◆ Task description: Copy each line containing the word "wave" from the records that follow, please.

◆ Data for the task:

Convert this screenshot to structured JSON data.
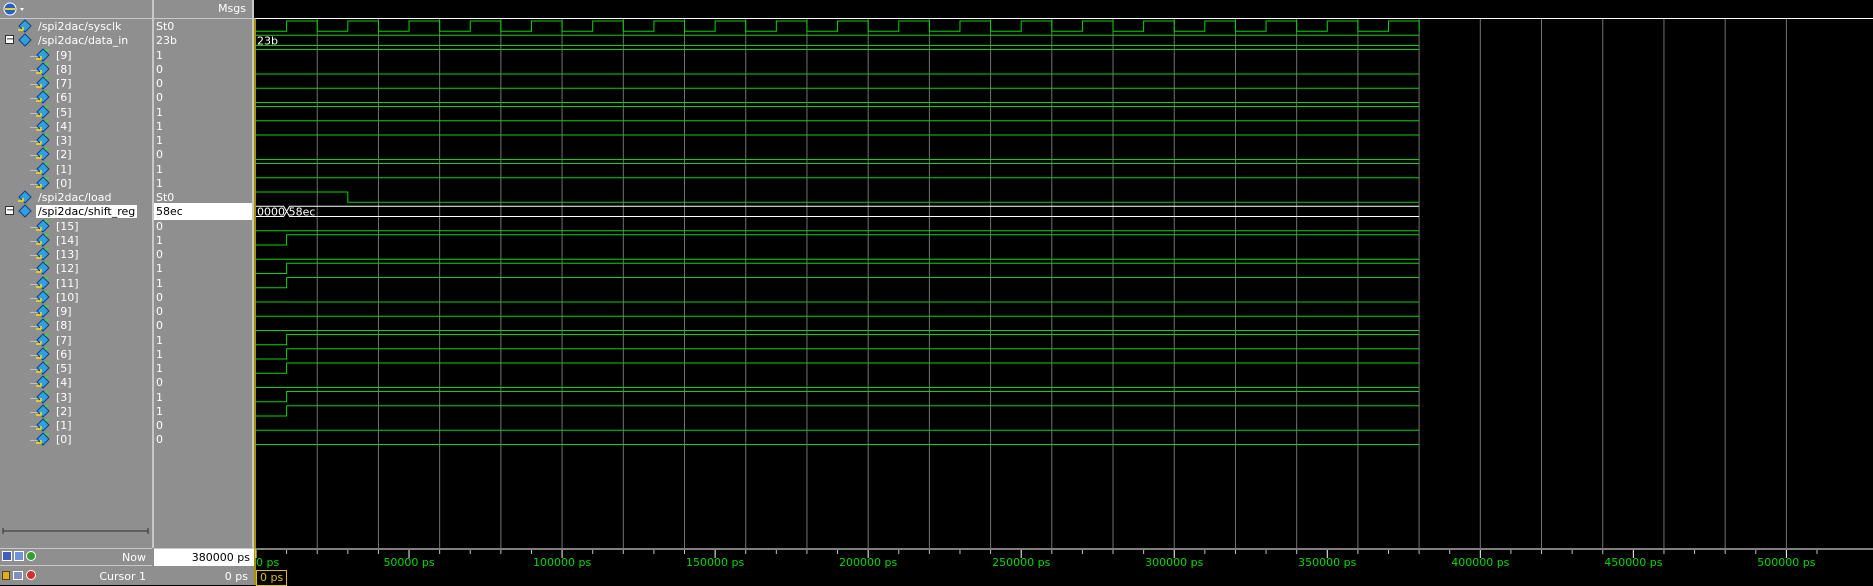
{
  "header": {
    "msgs_label": "Msgs"
  },
  "signals": [
    {
      "name": "/spi2dac/sysclk",
      "value": "St0",
      "level": 0,
      "kind": "clock",
      "expander": ""
    },
    {
      "name": "/spi2dac/data_in",
      "value": "23b",
      "level": 0,
      "kind": "bus",
      "expander": "−",
      "bus_text": [
        "23b"
      ]
    },
    {
      "name": "[9]",
      "value": "1",
      "level": 1,
      "kind": "bit",
      "bit": 1
    },
    {
      "name": "[8]",
      "value": "0",
      "level": 1,
      "kind": "bit",
      "bit": 0
    },
    {
      "name": "[7]",
      "value": "0",
      "level": 1,
      "kind": "bit",
      "bit": 0
    },
    {
      "name": "[6]",
      "value": "0",
      "level": 1,
      "kind": "bit",
      "bit": 0
    },
    {
      "name": "[5]",
      "value": "1",
      "level": 1,
      "kind": "bit",
      "bit": 1
    },
    {
      "name": "[4]",
      "value": "1",
      "level": 1,
      "kind": "bit",
      "bit": 1
    },
    {
      "name": "[3]",
      "value": "1",
      "level": 1,
      "kind": "bit",
      "bit": 1
    },
    {
      "name": "[2]",
      "value": "0",
      "level": 1,
      "kind": "bit",
      "bit": 0
    },
    {
      "name": "[1]",
      "value": "1",
      "level": 1,
      "kind": "bit",
      "bit": 1
    },
    {
      "name": "[0]",
      "value": "1",
      "level": 1,
      "kind": "bit",
      "bit": 1
    },
    {
      "name": "/spi2dac/load",
      "value": "St0",
      "level": 0,
      "kind": "pulse",
      "expander": ""
    },
    {
      "name": "/spi2dac/shift_reg",
      "value": "58ec",
      "level": 0,
      "kind": "bus",
      "expander": "−",
      "selected": true,
      "bus_text": [
        "0000",
        "58ec"
      ]
    },
    {
      "name": "[15]",
      "value": "0",
      "level": 1,
      "kind": "bit",
      "bit": 0,
      "rise": false
    },
    {
      "name": "[14]",
      "value": "1",
      "level": 1,
      "kind": "bit",
      "bit": 1,
      "rise": true
    },
    {
      "name": "[13]",
      "value": "0",
      "level": 1,
      "kind": "bit",
      "bit": 0,
      "rise": false
    },
    {
      "name": "[12]",
      "value": "1",
      "level": 1,
      "kind": "bit",
      "bit": 1,
      "rise": true
    },
    {
      "name": "[11]",
      "value": "1",
      "level": 1,
      "kind": "bit",
      "bit": 1,
      "rise": true
    },
    {
      "name": "[10]",
      "value": "0",
      "level": 1,
      "kind": "bit",
      "bit": 0,
      "rise": false
    },
    {
      "name": "[9]",
      "value": "0",
      "level": 1,
      "kind": "bit",
      "bit": 0,
      "rise": false
    },
    {
      "name": "[8]",
      "value": "0",
      "level": 1,
      "kind": "bit",
      "bit": 0,
      "rise": false
    },
    {
      "name": "[7]",
      "value": "1",
      "level": 1,
      "kind": "bit",
      "bit": 1,
      "rise": true
    },
    {
      "name": "[6]",
      "value": "1",
      "level": 1,
      "kind": "bit",
      "bit": 1,
      "rise": true
    },
    {
      "name": "[5]",
      "value": "1",
      "level": 1,
      "kind": "bit",
      "bit": 1,
      "rise": true
    },
    {
      "name": "[4]",
      "value": "0",
      "level": 1,
      "kind": "bit",
      "bit": 0,
      "rise": false
    },
    {
      "name": "[3]",
      "value": "1",
      "level": 1,
      "kind": "bit",
      "bit": 1,
      "rise": true
    },
    {
      "name": "[2]",
      "value": "1",
      "level": 1,
      "kind": "bit",
      "bit": 1,
      "rise": true
    },
    {
      "name": "[1]",
      "value": "0",
      "level": 1,
      "kind": "bit",
      "bit": 0,
      "rise": false
    },
    {
      "name": "[0]",
      "value": "0",
      "level": 1,
      "kind": "bit",
      "bit": 0,
      "rise": false
    }
  ],
  "timeline": {
    "now_label": "Now",
    "now_value": "380000 ps",
    "cursor_label": "Cursor 1",
    "cursor_value": "0 ps",
    "cursor_box": "0 ps",
    "sim_end_ps": 380000,
    "view_end_ps": 510000,
    "clock_period_ps": 20000,
    "load_pulse_end_ps": 30000,
    "shift_change_ps": 10000,
    "ticks": [
      "0 ps",
      "50000 ps",
      "100000 ps",
      "150000 ps",
      "200000 ps",
      "250000 ps",
      "300000 ps",
      "350000 ps",
      "400000 ps",
      "450000 ps",
      "500000 ps"
    ],
    "tick_values_ps": [
      0,
      50000,
      100000,
      150000,
      200000,
      250000,
      300000,
      350000,
      400000,
      450000,
      500000
    ]
  },
  "colors": {
    "wave": "#00d800",
    "grid": "#808080",
    "bus_outline": "#ffffff",
    "cursor": "#e0c000",
    "panel": "#8f8f8f"
  },
  "icons": {
    "header": "wave-window-icon",
    "signal": "signal-diamond-icon",
    "bottom": [
      "lock-icon",
      "cursor-icon",
      "delete-icon"
    ]
  }
}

◆ Exercise result:
    "wave": "#00d800",
    "header": "wave-window-icon",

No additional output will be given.